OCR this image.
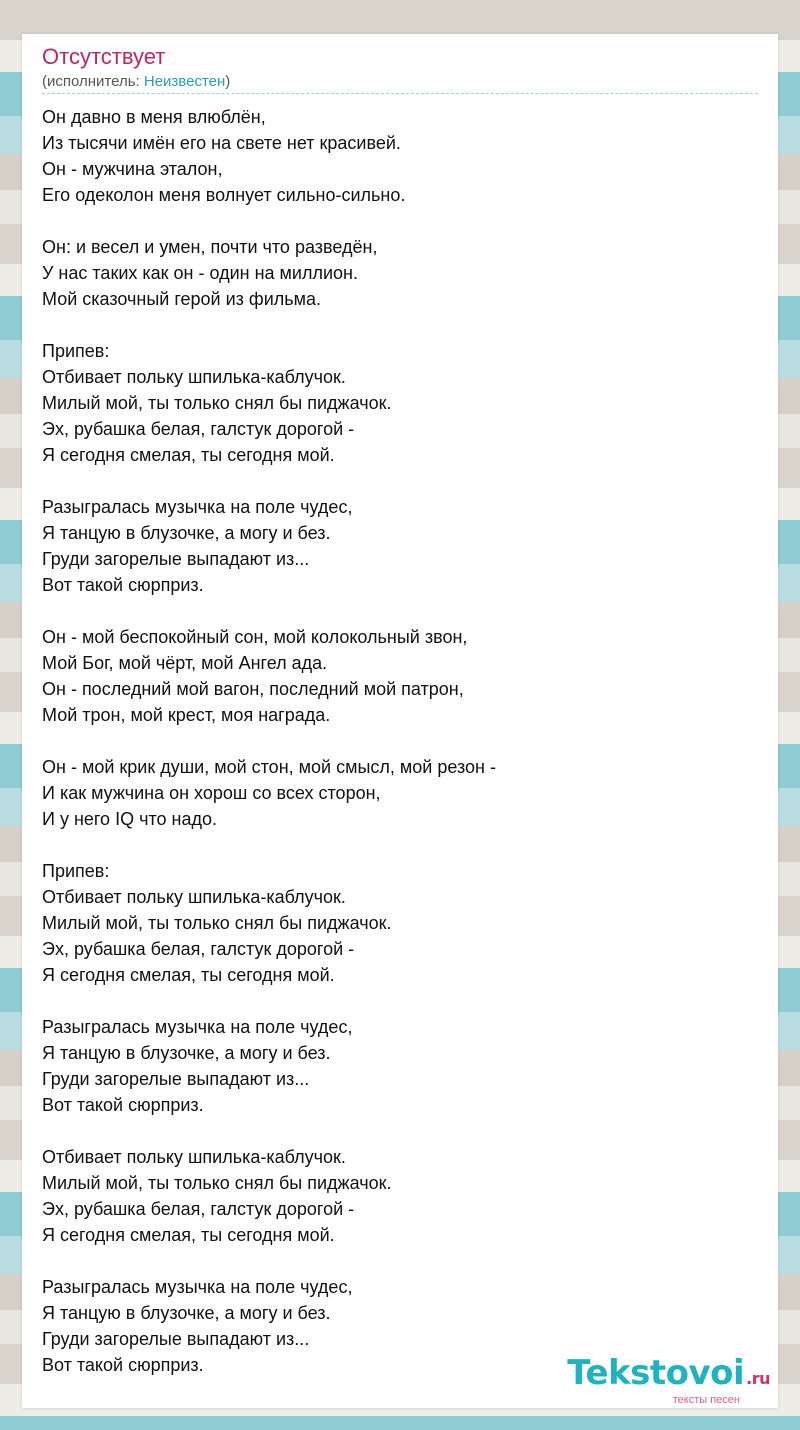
Отсутствует
(исполнитель: Неизвестен)
Он давно в меня влюблён,
Из тысячи имён его на свете нет красивей.
Он - мужчина эталон,
Его одеколон меня волнует сильно-сильно.
Он: и весел и умен, почти что разведён,
У нас таких как он - один на миллион.
Мой сказочный герой из фильма.
Припев:
Отбивает польку шпилька-каблучок.
Милый мой, ты только снял бы пиджачок.
Эх, рубашка белая, галстук дорогой -
Я сегодня смелая, ты сегодня мой.
Разыгралась музычка на поле чудес,
Я танцую в блузочке, а могу и без.
Груди загорелые выпадают из...
Вот такой сюрприз.
Он - мой беспокойный сон, мой колокольный звон,
Мой Бог, мой чёрт, мой Ангел ада.
Он - последний мой вагон, последний мой патрон,
Мой трон, мой крест, моя награда.
Он - мой крик души, мой стон, мой смысл, мой резон -
И как мужчина он хорош со всех сторон,
И у него IQ что надо.
Припев:
Отбивает польку шпилька-каблучок.
Милый мой, ты только снял бы пиджачок.
Эх, рубашка белая, галстук дорогой -
Я сегодня смелая, ты сегодня мой.
Разыгралась музычка на поле чудес,
Я танцую в блузочке, а могу и без.
Груди загорелые выпадают из...
Вот такой сюрприз.
Отбивает польку шпилька-каблучок.
Милый мой, ты только снял бы пиджачок.
Эх, рубашка белая, галстук дорогой -
Я сегодня смелая, ты сегодня мой.
Разыгралась музычка на поле чудес,
Я танцую в блузочке, а могу и без.
Груди загорелые выпадают из...
Вот такой сюрприз.	Tekstovoi .ru
тексты песен
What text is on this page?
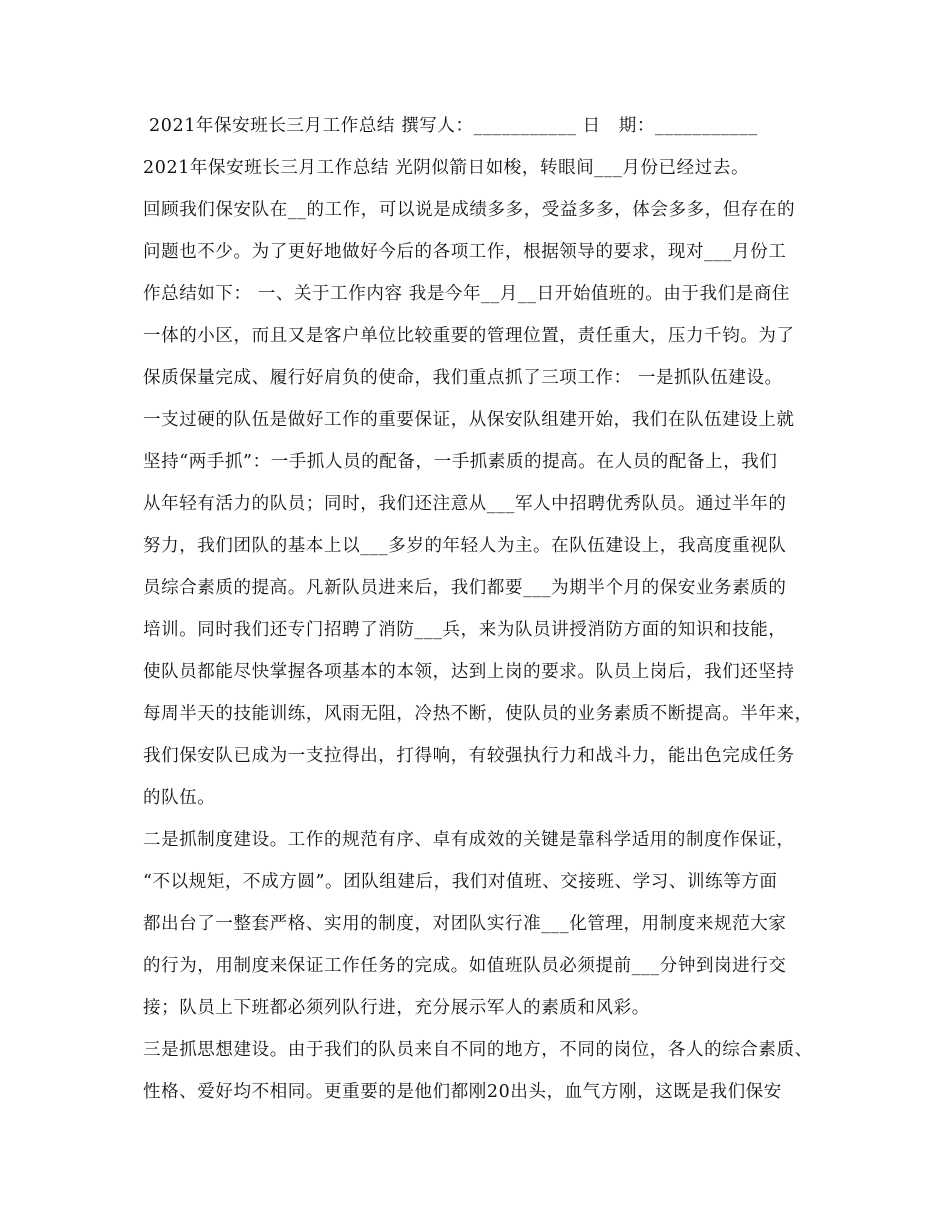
2021年保安班长三月工作总结 撰写人：___________ 日　期：___________
2021年保安班长三月工作总结 光阴似箭日如梭，转眼间___月份已经过去。
回顾我们保安队在__的工作，可以说是成绩多多，受益多多，体会多多，但存在的
问题也不少。为了更好地做好今后的各项工作，根据领导的要求，现对___月份工
作总结如下： 一、关于工作内容 我是今年__月__日开始值班的。由于我们是商住
一体的小区，而且又是客户单位比较重要的管理位置，责任重大，压力千钧。为了
保质保量完成、履行好肩负的使命，我们重点抓了三项工作： 一是抓队伍建设。
一支过硬的队伍是做好工作的重要保证，从保安队组建开始，我们在队伍建设上就
坚持“两手抓”：一手抓人员的配备，一手抓素质的提高。在人员的配备上，我们
从年轻有活力的队员；同时，我们还注意从___军人中招聘优秀队员。通过半年的
努力，我们团队的基本上以___多岁的年轻人为主。在队伍建设上，我高度重视队
员综合素质的提高。凡新队员进来后，我们都要___为期半个月的保安业务素质的
培训。同时我们还专门招聘了消防___兵，来为队员讲授消防方面的知识和技能，
使队员都能尽快掌握各项基本的本领，达到上岗的要求。队员上岗后，我们还坚持
每周半天的技能训练，风雨无阻，冷热不断，使队员的业务素质不断提高。半年来，
我们保安队已成为一支拉得出，打得响，有较强执行力和战斗力，能出色完成任务
的队伍。
二是抓制度建设。工作的规范有序、卓有成效的关键是靠科学适用的制度作保证，
“不以规矩，不成方圆”。团队组建后，我们对值班、交接班、学习、训练等方面
都出台了一整套严格、实用的制度，对团队实行准___化管理，用制度来规范大家
的行为，用制度来保证工作任务的完成。如值班队员必须提前___分钟到岗进行交
接；队员上下班都必须列队行进，充分展示军人的素质和风彩。
三是抓思想建设。由于我们的队员来自不同的地方，不同的岗位，各人的综合素质、
性格、爱好均不相同。更重要的是他们都刚20出头，血气方刚，这既是我们保安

EXERCISE OBJECTIVE: Quote the preceding records in their entirety, excluding every picture.

THE ANSWER:
OCR this image.
Отсутствует
(исполнитель: Неизвестен)
Он давно в меня влюблён,
Из тысячи имён его на свете нет красивей.
Он - мужчина эталон,
Его одеколон меня волнует сильно-сильно.
Он: и весел и умен, почти что разведён,
У нас таких как он - один на миллион.
Мой сказочный герой из фильма.
Припев:
Отбивает польку шпилька-каблучок.
Милый мой, ты только снял бы пиджачок.
Эх, рубашка белая, галстук дорогой -
Я сегодня смелая, ты сегодня мой.
Разыгралась музычка на поле чудес,
Я танцую в блузочке, а могу и без.
Груди загорелые выпадают из...
Вот такой сюрприз.
Он - мой беспокойный сон, мой колокольный звон,
Мой Бог, мой чёрт, мой Ангел ада.
Он - последний мой вагон, последний мой патрон,
Мой трон, мой крест, моя награда.
Он - мой крик души, мой стон, мой смысл, мой резон -
И как мужчина он хорош со всех сторон,
И у него IQ что надо.
Припев:
Отбивает польку шпилька-каблучок.
Милый мой, ты только снял бы пиджачок.
Эх, рубашка белая, галстук дорогой -
Я сегодня смелая, ты сегодня мой.
Разыгралась музычка на поле чудес,
Я танцую в блузочке, а могу и без.
Груди загорелые выпадают из...
Вот такой сюрприз.
Отбивает польку шпилька-каблучок.
Милый мой, ты только снял бы пиджачок.
Эх, рубашка белая, галстук дорогой -
Я сегодня смелая, ты сегодня мой.
Разыгралась музычка на поле чудес,
Я танцую в блузочке, а могу и без.
Груди загорелые выпадают из...
Вот такой сюрприз.	Tekstovoi .ru
тексты песен
What text is on this page?
2021年保安班长三月工作总结 撰写人：___________ 日　期：___________
2021年保安班长三月工作总结 光阴似箭日如梭，转眼间___月份已经过去。
回顾我们保安队在__的工作，可以说是成绩多多，受益多多，体会多多，但存在的
问题也不少。为了更好地做好今后的各项工作，根据领导的要求，现对___月份工
作总结如下： 一、关于工作内容 我是今年__月__日开始值班的。由于我们是商住
一体的小区，而且又是客户单位比较重要的管理位置，责任重大，压力千钧。为了
保质保量完成、履行好肩负的使命，我们重点抓了三项工作： 一是抓队伍建设。
一支过硬的队伍是做好工作的重要保证，从保安队组建开始，我们在队伍建设上就
坚持“两手抓”：一手抓人员的配备，一手抓素质的提高。在人员的配备上，我们
从年轻有活力的队员；同时，我们还注意从___军人中招聘优秀队员。通过半年的
努力，我们团队的基本上以___多岁的年轻人为主。在队伍建设上，我高度重视队
员综合素质的提高。凡新队员进来后，我们都要___为期半个月的保安业务素质的
培训。同时我们还专门招聘了消防___兵，来为队员讲授消防方面的知识和技能，
使队员都能尽快掌握各项基本的本领，达到上岗的要求。队员上岗后，我们还坚持
每周半天的技能训练，风雨无阻，冷热不断，使队员的业务素质不断提高。半年来，
我们保安队已成为一支拉得出，打得响，有较强执行力和战斗力，能出色完成任务
的队伍。
二是抓制度建设。工作的规范有序、卓有成效的关键是靠科学适用的制度作保证，
“不以规矩，不成方圆”。团队组建后，我们对值班、交接班、学习、训练等方面
都出台了一整套严格、实用的制度，对团队实行准___化管理，用制度来规范大家
的行为，用制度来保证工作任务的完成。如值班队员必须提前___分钟到岗进行交
接；队员上下班都必须列队行进，充分展示军人的素质和风彩。
三是抓思想建设。由于我们的队员来自不同的地方，不同的岗位，各人的综合素质、
性格、爱好均不相同。更重要的是他们都刚20出头，血气方刚，这既是我们保安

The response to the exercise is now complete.